## BEGIN Source records

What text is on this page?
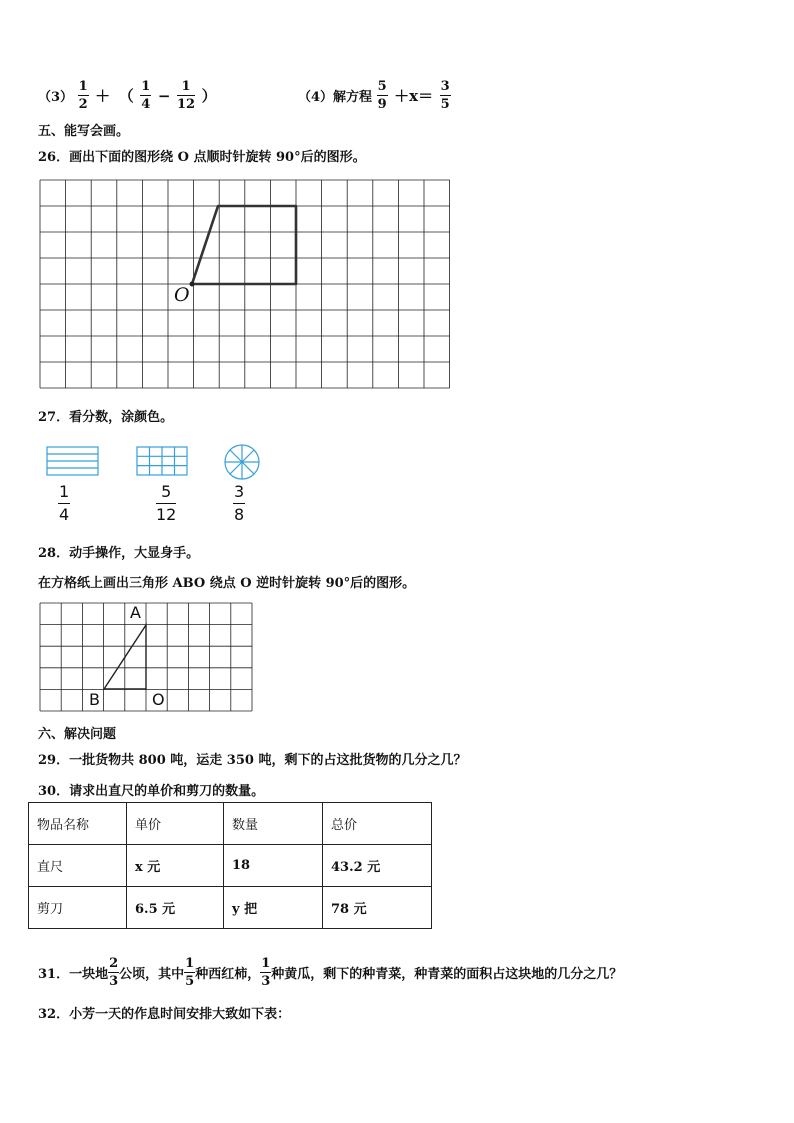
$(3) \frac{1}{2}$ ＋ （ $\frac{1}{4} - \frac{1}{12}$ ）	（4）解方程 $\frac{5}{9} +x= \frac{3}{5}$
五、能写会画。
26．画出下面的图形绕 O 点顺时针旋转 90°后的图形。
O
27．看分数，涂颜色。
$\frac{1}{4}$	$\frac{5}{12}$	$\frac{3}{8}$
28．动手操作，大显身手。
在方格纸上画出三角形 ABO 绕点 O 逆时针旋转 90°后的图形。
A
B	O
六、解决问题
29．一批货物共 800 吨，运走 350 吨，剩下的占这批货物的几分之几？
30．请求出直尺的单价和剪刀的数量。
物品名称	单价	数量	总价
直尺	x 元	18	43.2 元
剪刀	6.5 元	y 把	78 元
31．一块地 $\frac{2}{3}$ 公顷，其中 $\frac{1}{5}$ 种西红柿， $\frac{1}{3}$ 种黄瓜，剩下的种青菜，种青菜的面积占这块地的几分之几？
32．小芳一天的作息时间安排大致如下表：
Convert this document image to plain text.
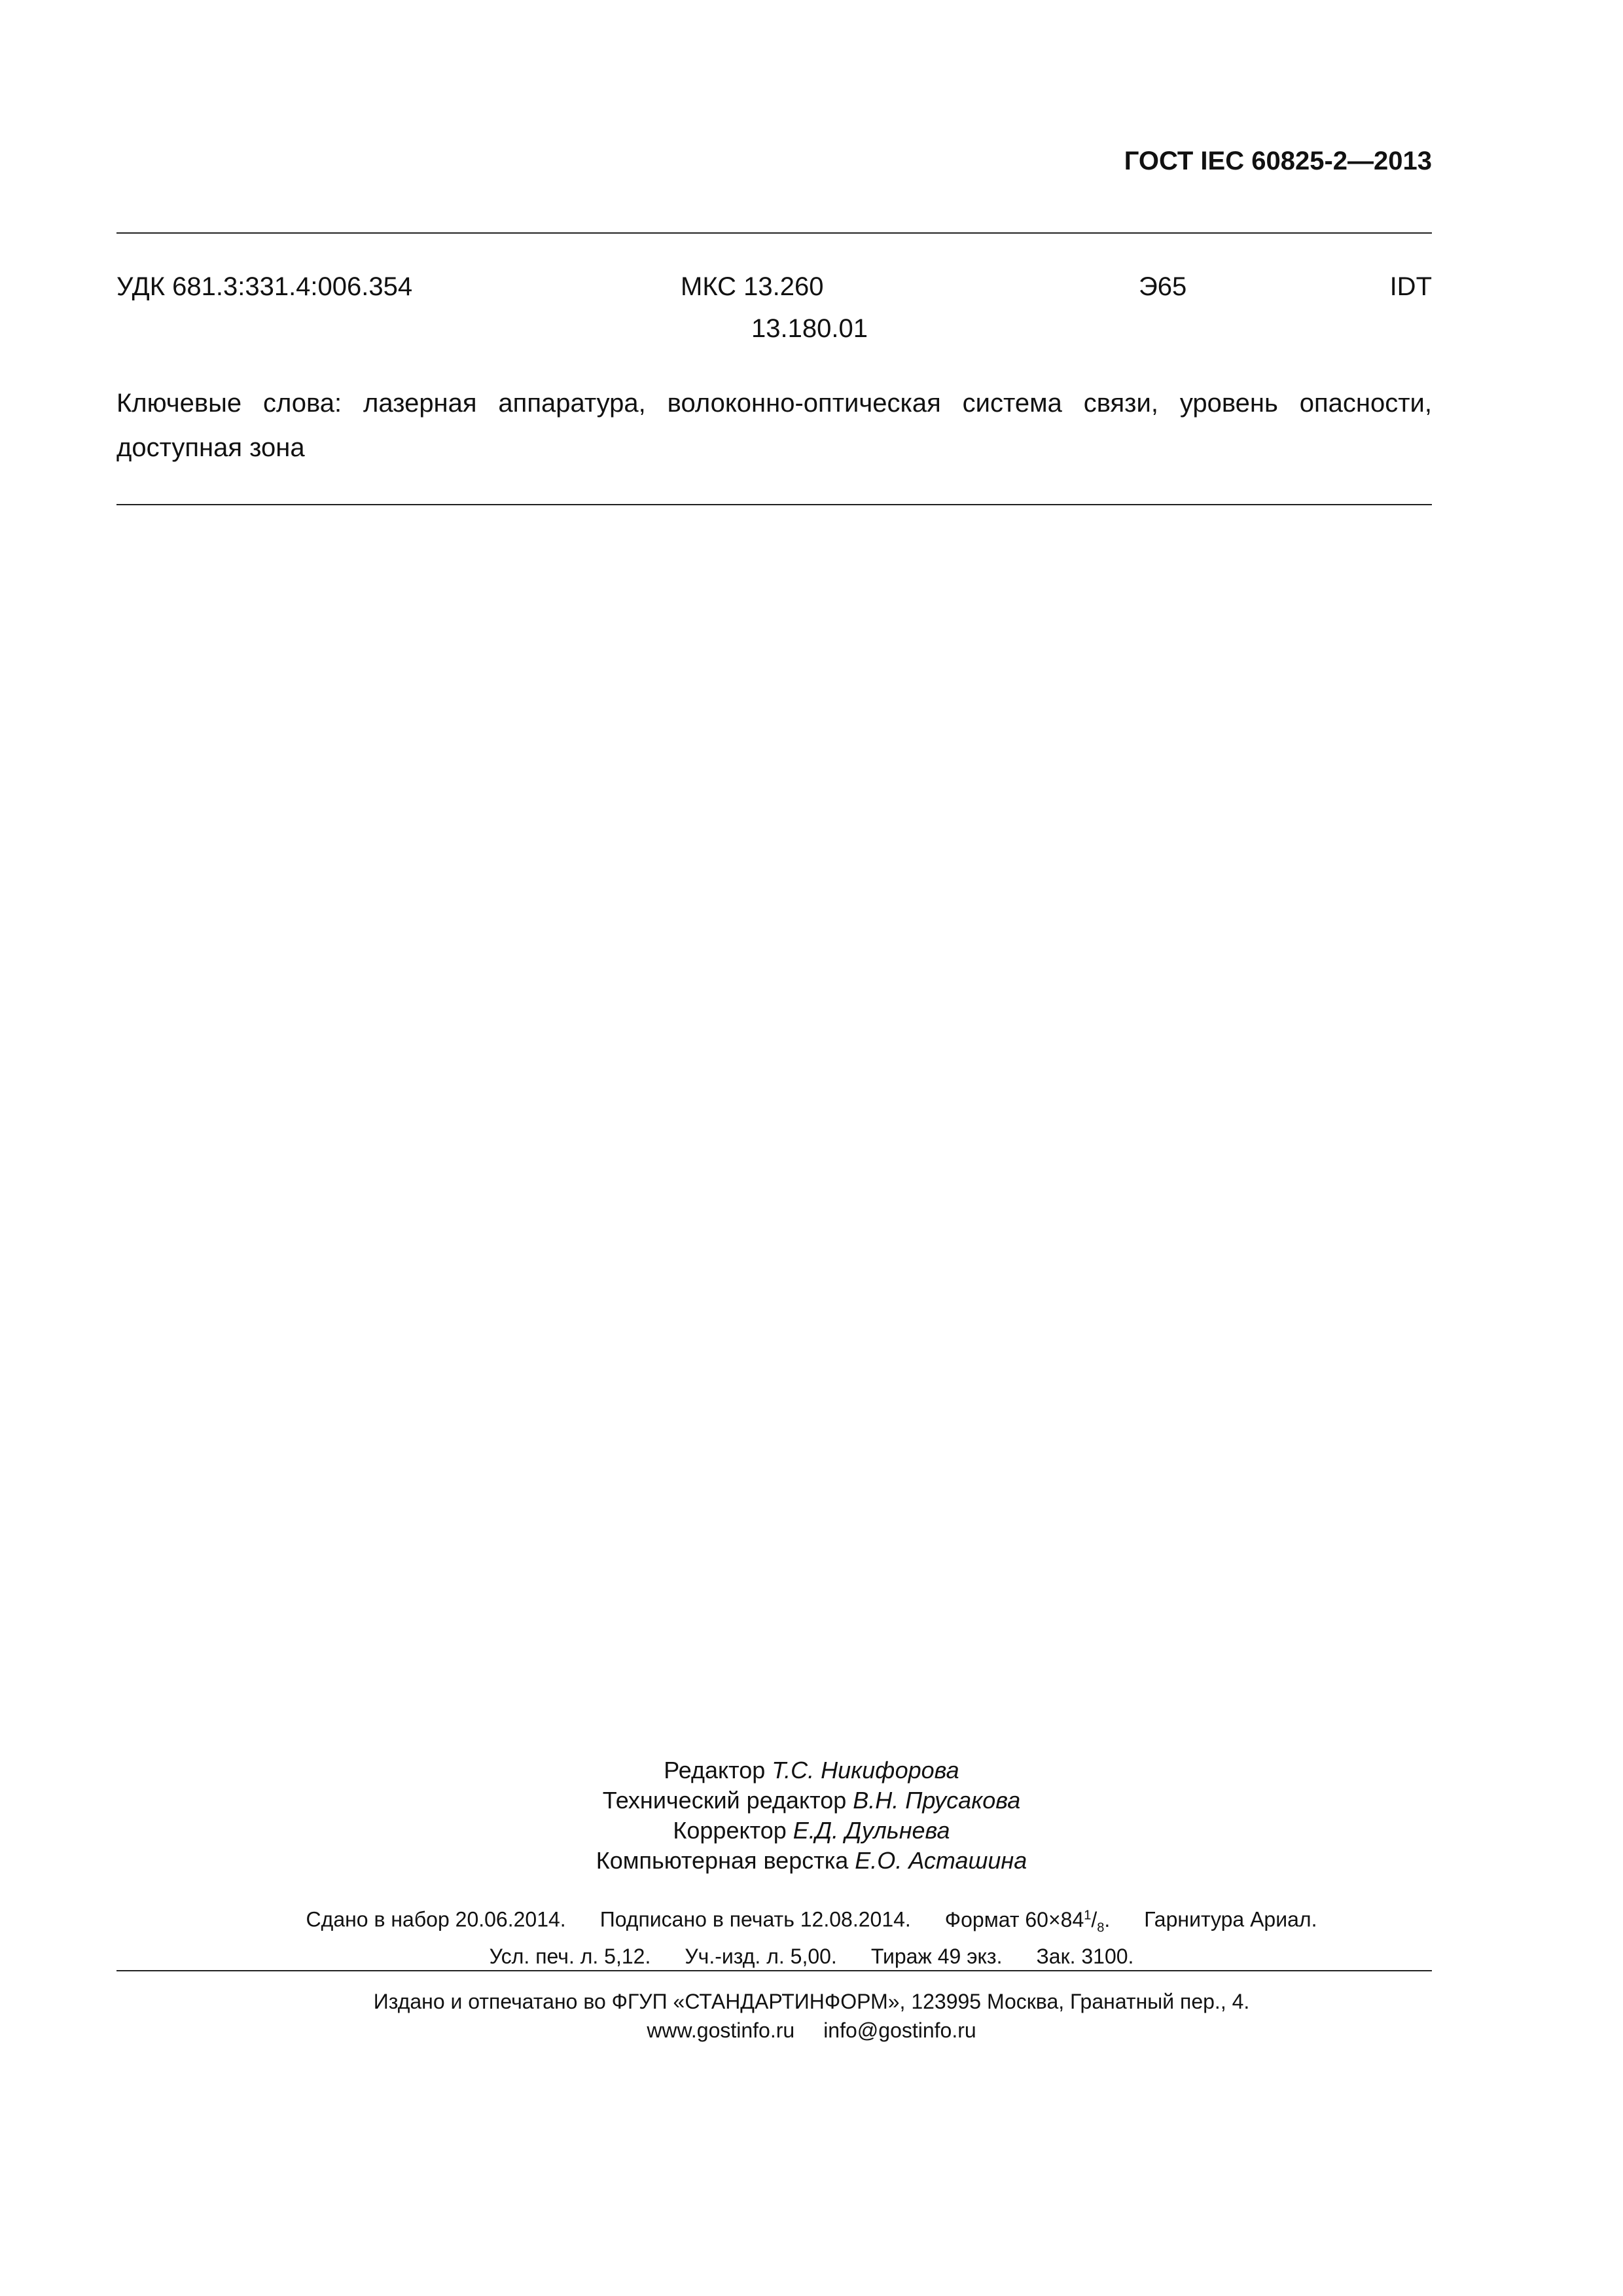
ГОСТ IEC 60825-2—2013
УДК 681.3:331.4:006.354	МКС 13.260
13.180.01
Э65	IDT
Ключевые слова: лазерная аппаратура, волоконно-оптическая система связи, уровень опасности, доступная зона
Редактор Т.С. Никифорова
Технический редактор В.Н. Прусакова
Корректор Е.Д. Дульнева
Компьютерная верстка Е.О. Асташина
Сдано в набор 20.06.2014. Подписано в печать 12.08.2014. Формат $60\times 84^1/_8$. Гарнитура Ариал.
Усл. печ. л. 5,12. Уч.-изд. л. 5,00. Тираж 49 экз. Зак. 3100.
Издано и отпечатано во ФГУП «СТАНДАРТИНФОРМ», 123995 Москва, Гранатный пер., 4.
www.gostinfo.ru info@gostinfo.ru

## END Source records
## BEGIN Source records

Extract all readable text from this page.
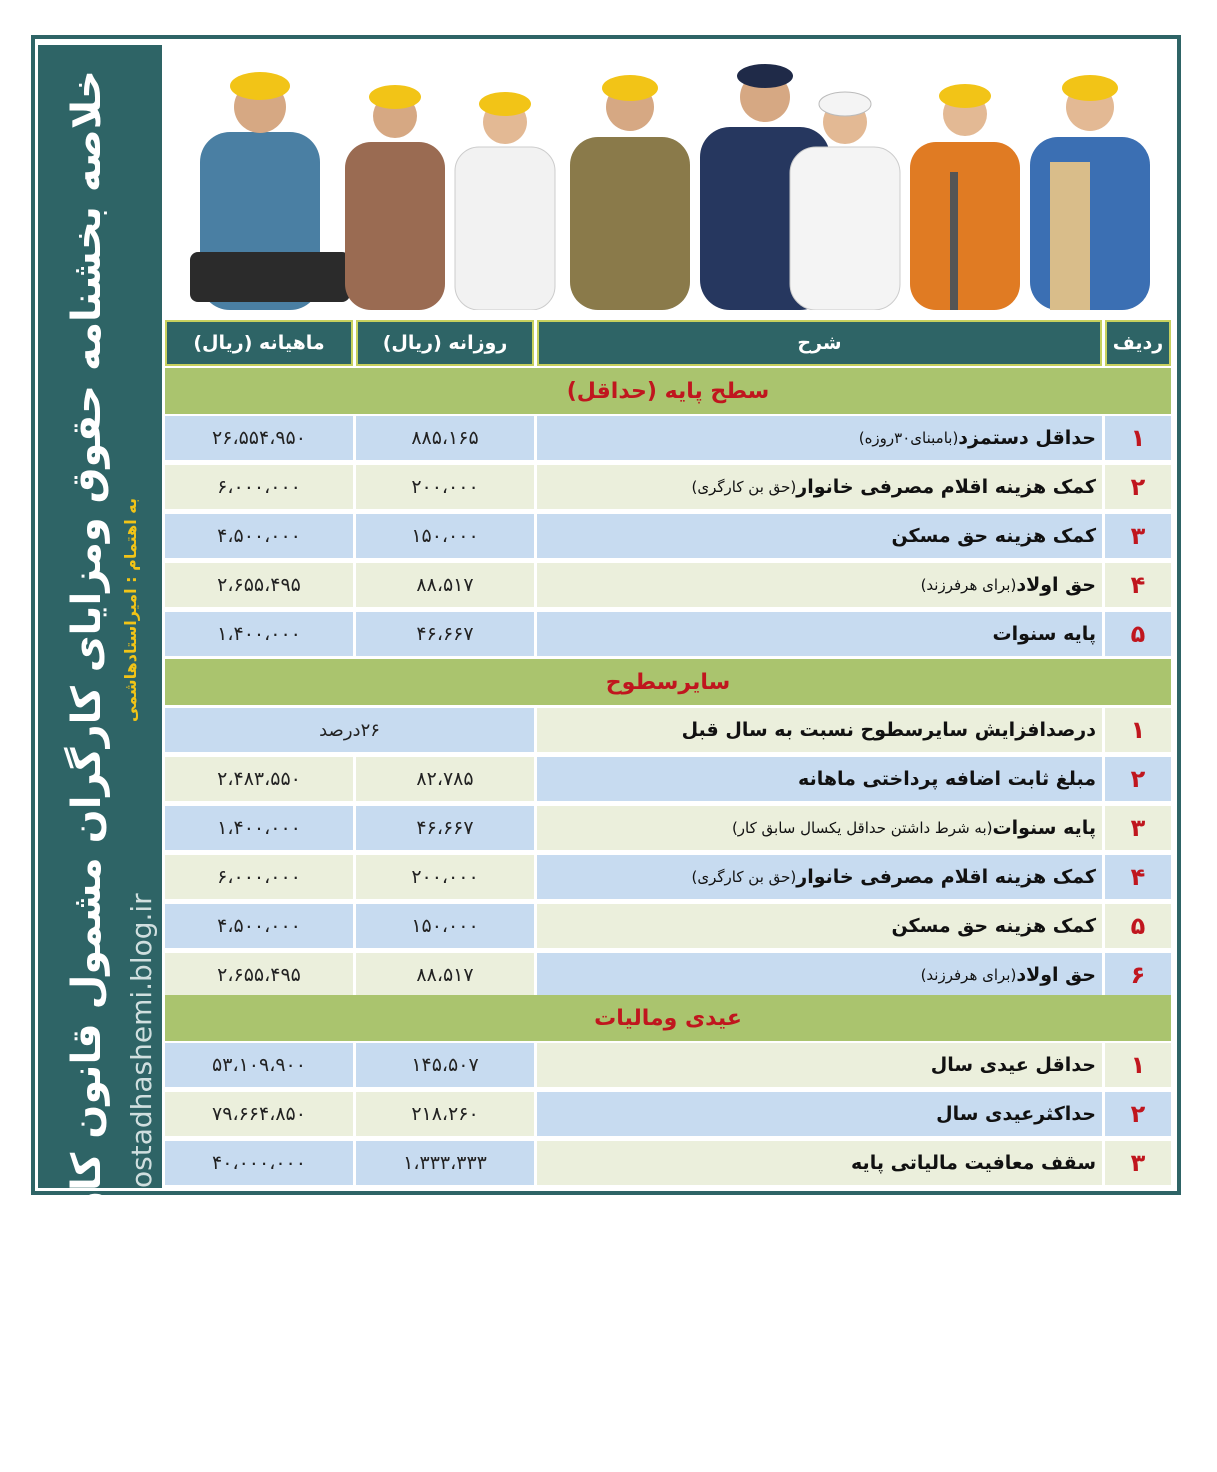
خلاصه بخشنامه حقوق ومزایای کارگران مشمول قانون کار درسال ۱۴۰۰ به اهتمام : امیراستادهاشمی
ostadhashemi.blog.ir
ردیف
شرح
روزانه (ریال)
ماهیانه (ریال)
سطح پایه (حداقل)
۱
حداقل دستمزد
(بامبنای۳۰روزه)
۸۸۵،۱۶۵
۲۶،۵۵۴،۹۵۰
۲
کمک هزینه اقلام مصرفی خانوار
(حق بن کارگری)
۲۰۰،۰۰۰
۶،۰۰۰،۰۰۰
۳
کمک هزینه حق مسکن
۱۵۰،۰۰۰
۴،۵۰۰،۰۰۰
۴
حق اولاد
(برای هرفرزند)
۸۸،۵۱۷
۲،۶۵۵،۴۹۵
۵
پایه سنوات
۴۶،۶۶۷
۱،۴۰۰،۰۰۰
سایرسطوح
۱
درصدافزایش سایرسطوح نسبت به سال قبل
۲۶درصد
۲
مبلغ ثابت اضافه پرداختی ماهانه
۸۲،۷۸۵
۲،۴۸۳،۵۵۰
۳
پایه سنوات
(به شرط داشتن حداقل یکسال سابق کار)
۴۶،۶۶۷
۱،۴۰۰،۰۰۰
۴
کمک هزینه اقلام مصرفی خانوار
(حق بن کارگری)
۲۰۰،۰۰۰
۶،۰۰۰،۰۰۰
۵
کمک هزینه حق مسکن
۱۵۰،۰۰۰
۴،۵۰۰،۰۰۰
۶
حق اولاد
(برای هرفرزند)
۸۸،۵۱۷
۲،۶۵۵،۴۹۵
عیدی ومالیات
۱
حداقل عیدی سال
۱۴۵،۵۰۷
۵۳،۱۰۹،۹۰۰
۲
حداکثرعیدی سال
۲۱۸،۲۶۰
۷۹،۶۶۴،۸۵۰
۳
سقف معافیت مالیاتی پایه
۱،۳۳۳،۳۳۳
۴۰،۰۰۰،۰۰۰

## END Source records

### Directive
Review the material and copy each line in which the word "پایه" appears.

### The result
سطح پایه (حداقل)
پایه سنوات
پایه سنوات
سقف معافیت مالیاتی پایه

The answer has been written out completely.